▽

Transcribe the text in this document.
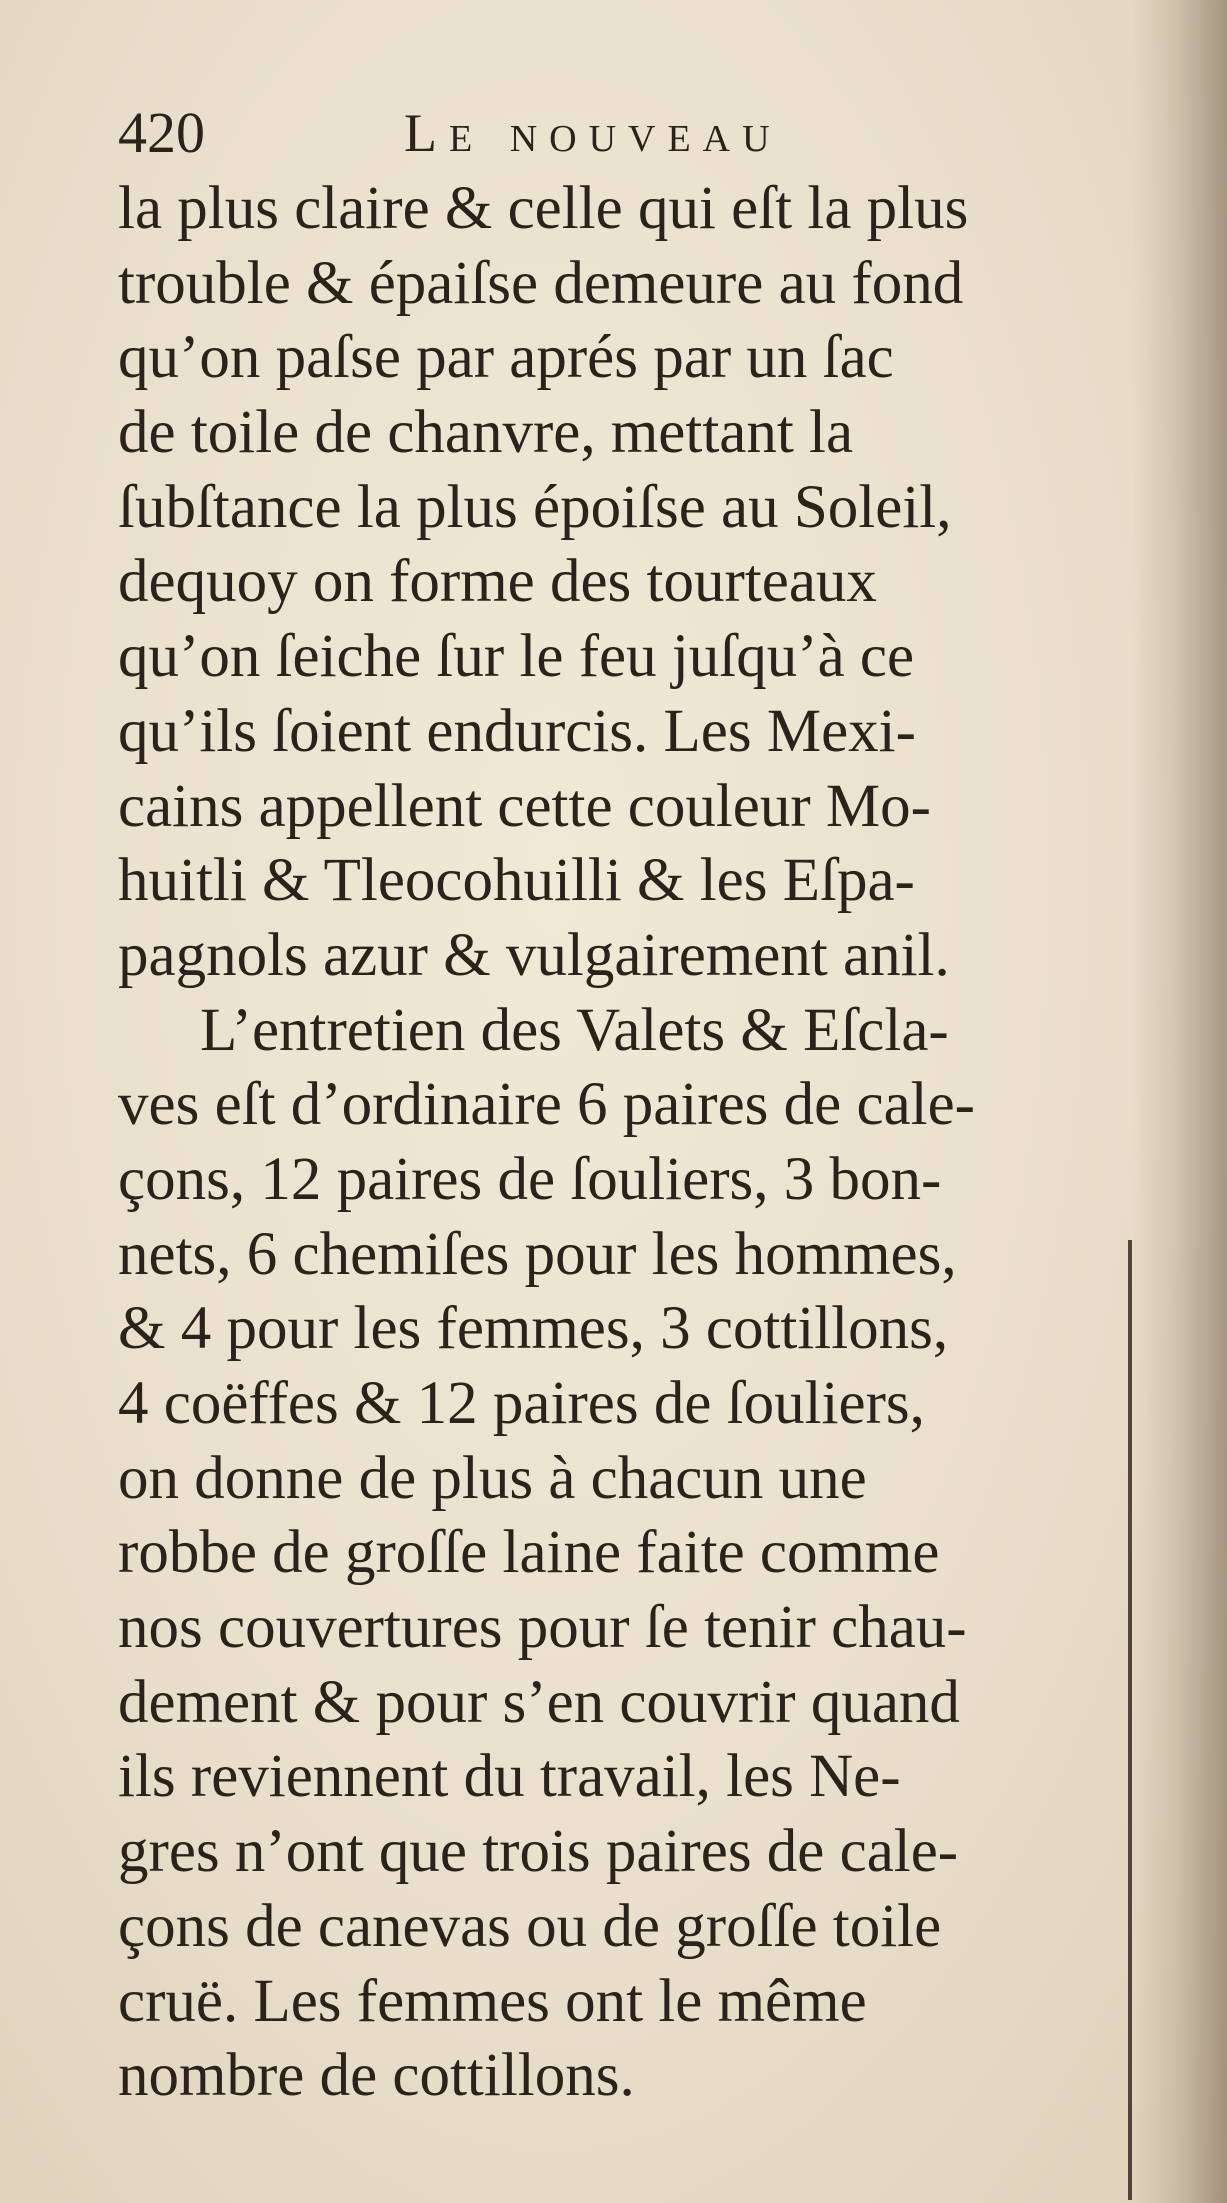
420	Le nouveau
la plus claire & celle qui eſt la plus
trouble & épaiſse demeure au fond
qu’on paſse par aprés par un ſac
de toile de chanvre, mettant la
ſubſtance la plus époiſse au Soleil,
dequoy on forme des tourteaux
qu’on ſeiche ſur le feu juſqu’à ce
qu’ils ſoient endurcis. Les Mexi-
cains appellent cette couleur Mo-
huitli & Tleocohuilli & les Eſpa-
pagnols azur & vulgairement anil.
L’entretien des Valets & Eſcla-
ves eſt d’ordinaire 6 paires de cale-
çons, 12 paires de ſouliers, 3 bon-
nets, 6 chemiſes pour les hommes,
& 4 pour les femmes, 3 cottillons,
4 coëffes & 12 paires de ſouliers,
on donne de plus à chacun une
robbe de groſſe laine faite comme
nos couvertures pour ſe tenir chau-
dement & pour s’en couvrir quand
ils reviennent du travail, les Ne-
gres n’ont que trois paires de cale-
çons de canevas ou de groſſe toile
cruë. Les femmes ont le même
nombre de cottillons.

△
▽

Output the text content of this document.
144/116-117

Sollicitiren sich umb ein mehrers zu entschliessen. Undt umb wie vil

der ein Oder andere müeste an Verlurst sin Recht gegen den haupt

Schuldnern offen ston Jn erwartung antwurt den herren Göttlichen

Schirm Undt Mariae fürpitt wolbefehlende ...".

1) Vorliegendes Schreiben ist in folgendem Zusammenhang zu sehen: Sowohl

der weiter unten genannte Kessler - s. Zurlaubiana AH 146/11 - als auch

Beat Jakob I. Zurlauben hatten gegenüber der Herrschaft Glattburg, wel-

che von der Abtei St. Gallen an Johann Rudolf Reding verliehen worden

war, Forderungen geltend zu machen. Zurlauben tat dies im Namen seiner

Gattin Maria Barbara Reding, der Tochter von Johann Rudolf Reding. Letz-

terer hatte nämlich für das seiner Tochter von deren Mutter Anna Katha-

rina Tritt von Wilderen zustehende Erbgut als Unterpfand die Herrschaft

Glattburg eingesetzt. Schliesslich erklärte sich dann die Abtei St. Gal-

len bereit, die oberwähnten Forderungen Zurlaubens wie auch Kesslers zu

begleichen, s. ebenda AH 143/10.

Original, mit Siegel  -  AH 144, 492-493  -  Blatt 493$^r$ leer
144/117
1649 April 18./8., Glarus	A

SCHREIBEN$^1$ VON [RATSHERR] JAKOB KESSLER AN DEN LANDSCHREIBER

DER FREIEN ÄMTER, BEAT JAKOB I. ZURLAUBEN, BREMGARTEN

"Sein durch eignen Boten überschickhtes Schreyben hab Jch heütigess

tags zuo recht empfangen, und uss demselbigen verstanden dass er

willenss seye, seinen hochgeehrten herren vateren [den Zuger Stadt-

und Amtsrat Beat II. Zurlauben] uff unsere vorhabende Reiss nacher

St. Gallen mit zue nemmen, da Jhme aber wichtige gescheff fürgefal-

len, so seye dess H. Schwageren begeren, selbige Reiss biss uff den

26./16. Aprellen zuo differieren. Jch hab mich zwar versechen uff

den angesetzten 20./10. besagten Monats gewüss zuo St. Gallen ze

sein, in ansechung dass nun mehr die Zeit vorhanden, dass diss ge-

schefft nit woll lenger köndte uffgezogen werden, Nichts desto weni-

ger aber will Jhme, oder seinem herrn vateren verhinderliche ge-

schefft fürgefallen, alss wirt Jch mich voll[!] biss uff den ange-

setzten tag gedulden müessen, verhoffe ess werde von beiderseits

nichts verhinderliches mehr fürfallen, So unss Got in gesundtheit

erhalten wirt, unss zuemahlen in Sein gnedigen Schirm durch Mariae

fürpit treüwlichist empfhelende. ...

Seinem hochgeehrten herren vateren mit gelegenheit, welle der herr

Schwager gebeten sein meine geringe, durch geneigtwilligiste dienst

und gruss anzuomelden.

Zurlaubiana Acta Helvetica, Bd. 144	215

△

*THE EXERCISE*: Show, from the listing above, each line that contains the word "toile".

*EXERCISE SOLUTION*:
de toile de chanvre, mettant la
çons de canevas ou de groſſe toile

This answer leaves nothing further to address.